### Task to carry out
Identify the lines that contain the string "동해대로" and copy all of them.

### Data rows

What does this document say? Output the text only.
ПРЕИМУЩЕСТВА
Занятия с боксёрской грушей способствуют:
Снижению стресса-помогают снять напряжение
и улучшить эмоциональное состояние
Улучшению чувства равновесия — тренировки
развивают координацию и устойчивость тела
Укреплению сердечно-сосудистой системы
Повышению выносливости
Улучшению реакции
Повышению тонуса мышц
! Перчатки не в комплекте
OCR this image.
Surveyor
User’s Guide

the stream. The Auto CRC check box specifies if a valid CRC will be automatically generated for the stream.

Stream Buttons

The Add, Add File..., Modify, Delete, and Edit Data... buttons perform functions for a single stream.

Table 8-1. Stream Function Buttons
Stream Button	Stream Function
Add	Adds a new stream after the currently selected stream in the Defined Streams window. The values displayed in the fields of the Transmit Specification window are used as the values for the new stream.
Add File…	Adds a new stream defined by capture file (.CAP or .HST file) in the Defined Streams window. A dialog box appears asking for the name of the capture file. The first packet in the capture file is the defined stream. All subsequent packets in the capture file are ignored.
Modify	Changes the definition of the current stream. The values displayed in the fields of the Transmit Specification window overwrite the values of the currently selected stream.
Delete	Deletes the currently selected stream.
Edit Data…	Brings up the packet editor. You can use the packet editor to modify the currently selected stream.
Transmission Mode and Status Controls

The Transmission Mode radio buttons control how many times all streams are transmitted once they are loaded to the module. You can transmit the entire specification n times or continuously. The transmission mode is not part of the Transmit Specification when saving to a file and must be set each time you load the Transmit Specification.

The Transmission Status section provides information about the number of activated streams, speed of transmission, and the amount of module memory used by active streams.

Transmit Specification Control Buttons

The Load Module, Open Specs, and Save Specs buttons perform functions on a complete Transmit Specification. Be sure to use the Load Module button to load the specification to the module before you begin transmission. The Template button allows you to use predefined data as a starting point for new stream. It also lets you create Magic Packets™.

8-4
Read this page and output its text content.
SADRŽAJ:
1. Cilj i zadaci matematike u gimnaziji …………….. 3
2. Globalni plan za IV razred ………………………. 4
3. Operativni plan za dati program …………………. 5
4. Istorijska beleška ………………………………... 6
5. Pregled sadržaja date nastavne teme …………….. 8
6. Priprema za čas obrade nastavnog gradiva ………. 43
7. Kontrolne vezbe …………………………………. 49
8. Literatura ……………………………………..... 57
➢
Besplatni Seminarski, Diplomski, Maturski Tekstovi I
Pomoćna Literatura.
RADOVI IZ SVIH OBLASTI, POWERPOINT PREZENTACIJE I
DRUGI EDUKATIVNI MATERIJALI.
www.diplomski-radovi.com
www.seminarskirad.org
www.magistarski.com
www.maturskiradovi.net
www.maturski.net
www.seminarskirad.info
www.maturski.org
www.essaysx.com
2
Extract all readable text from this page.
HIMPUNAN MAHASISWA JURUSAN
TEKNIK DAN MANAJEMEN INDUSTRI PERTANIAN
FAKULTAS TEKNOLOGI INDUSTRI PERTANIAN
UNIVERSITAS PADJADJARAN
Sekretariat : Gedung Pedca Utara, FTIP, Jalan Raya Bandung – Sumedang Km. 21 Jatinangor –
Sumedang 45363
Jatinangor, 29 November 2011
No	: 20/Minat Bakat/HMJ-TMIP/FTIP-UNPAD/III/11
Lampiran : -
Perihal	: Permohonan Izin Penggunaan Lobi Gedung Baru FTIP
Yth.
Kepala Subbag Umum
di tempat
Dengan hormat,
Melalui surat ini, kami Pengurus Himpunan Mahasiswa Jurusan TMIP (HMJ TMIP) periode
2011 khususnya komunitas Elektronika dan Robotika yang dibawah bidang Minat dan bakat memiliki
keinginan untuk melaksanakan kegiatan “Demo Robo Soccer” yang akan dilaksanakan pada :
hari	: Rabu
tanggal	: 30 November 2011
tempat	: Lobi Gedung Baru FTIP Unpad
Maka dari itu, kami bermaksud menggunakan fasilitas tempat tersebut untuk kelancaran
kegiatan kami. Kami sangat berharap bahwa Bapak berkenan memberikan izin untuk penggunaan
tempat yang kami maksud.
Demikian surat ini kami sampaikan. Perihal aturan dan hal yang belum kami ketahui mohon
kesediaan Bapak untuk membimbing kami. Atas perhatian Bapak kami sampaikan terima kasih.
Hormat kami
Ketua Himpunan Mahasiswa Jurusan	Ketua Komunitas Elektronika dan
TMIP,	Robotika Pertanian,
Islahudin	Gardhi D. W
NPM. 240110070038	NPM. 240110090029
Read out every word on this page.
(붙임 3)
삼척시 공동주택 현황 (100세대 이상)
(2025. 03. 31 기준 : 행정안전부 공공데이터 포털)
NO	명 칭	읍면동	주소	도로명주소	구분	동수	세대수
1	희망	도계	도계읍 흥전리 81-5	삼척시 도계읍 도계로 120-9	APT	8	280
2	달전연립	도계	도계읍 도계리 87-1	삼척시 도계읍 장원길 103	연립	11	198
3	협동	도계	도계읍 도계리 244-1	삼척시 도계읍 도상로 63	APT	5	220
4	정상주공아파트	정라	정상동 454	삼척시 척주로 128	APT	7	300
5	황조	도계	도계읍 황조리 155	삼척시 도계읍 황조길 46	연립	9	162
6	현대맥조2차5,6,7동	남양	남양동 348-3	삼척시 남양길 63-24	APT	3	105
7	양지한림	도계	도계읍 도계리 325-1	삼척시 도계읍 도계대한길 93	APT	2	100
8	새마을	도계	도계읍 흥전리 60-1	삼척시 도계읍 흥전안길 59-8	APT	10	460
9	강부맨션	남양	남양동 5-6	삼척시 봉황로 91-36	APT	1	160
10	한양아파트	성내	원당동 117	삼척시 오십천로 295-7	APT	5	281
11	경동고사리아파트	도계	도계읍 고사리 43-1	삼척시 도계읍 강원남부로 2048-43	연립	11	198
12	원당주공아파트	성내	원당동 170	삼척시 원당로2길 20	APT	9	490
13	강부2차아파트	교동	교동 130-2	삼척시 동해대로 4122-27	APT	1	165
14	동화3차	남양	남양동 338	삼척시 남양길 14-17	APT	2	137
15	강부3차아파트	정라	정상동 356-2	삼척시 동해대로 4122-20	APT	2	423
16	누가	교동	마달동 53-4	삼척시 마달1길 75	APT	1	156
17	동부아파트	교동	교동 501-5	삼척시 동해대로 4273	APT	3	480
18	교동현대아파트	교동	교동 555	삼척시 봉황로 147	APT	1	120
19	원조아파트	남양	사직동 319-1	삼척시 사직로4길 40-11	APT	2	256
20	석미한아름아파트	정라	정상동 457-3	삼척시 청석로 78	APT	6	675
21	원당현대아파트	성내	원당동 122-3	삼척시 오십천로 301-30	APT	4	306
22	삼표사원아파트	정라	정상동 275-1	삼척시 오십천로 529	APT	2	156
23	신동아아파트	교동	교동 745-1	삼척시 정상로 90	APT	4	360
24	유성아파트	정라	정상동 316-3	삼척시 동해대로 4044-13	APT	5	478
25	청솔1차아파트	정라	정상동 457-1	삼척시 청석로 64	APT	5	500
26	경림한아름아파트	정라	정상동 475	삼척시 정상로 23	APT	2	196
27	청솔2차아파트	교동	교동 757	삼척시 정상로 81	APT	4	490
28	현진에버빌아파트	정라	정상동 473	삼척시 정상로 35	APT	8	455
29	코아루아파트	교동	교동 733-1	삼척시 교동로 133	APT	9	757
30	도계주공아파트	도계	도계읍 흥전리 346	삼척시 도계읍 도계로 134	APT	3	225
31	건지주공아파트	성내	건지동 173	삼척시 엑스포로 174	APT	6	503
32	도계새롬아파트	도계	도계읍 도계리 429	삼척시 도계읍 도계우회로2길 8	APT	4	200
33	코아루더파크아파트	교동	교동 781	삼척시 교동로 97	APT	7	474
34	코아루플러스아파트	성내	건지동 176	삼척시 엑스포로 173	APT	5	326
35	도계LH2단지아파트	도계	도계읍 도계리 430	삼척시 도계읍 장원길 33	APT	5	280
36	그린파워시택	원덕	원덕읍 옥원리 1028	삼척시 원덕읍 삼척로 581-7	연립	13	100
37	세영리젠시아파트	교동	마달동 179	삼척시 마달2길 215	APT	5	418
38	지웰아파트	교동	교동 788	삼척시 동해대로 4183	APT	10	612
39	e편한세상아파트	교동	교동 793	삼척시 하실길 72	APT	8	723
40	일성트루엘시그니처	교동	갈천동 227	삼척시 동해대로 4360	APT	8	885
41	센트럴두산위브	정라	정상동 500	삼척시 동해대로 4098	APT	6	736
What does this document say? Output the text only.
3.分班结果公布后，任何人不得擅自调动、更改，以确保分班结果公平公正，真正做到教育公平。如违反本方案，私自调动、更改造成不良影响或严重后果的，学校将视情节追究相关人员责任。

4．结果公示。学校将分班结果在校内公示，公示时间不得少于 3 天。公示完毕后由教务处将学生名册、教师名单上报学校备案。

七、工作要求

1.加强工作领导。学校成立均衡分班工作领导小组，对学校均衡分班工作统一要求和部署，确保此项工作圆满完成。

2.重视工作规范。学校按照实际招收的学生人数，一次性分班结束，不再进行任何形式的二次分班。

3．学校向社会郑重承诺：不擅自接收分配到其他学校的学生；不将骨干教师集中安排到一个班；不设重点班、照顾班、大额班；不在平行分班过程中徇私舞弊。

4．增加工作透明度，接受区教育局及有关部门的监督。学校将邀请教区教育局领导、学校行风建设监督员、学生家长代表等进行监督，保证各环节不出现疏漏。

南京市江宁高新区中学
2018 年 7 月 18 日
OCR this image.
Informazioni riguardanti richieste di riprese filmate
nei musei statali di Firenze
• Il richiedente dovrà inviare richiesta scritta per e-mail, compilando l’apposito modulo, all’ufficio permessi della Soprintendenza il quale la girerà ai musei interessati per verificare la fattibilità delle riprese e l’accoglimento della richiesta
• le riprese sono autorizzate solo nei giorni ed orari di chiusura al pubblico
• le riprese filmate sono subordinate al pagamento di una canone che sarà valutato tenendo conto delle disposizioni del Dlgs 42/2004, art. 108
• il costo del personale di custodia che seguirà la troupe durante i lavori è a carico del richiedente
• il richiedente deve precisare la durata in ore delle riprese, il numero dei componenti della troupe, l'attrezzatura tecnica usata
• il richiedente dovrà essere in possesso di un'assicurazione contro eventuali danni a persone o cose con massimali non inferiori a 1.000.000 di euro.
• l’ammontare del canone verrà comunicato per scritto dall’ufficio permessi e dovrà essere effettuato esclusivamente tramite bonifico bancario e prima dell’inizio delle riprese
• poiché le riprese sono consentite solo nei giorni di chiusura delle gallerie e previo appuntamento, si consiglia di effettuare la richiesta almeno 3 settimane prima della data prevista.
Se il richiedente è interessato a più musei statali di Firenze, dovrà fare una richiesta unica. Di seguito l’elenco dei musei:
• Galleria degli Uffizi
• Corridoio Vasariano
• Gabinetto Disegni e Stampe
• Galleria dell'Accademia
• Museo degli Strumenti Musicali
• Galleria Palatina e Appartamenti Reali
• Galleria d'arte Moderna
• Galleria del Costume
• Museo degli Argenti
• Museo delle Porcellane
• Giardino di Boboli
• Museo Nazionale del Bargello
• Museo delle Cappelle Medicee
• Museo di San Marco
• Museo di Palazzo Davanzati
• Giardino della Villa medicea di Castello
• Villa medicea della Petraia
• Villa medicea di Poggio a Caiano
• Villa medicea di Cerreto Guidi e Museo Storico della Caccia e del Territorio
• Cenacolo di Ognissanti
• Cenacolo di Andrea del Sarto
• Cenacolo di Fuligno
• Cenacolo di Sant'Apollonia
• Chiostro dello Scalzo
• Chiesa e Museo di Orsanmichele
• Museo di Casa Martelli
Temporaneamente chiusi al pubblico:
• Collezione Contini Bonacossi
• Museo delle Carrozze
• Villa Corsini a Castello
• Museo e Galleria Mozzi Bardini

### Response to this task
13	강부2차아파트	교동	교동 130-2	삼척시 동해대로 4122-27	APT	1	165
15	강부3차아파트	정라	정상동 356-2	삼척시 동해대로 4122-20	APT	2	423
17	동부아파트	교동	교동 501-5	삼척시 동해대로 4273	APT	3	480
24	유성아파트	정라	정상동 316-3	삼척시 동해대로 4044-13	APT	5	478
38	지웰아파트	교동	교동 788	삼척시 동해대로 4183	APT	10	612
40	일성트루엘시그니처	교동	갈천동 227	삼척시 동해대로 4360	APT	8	885
41	센트럴두산위브	정라	정상동 500	삼척시 동해대로 4098	APT	6	736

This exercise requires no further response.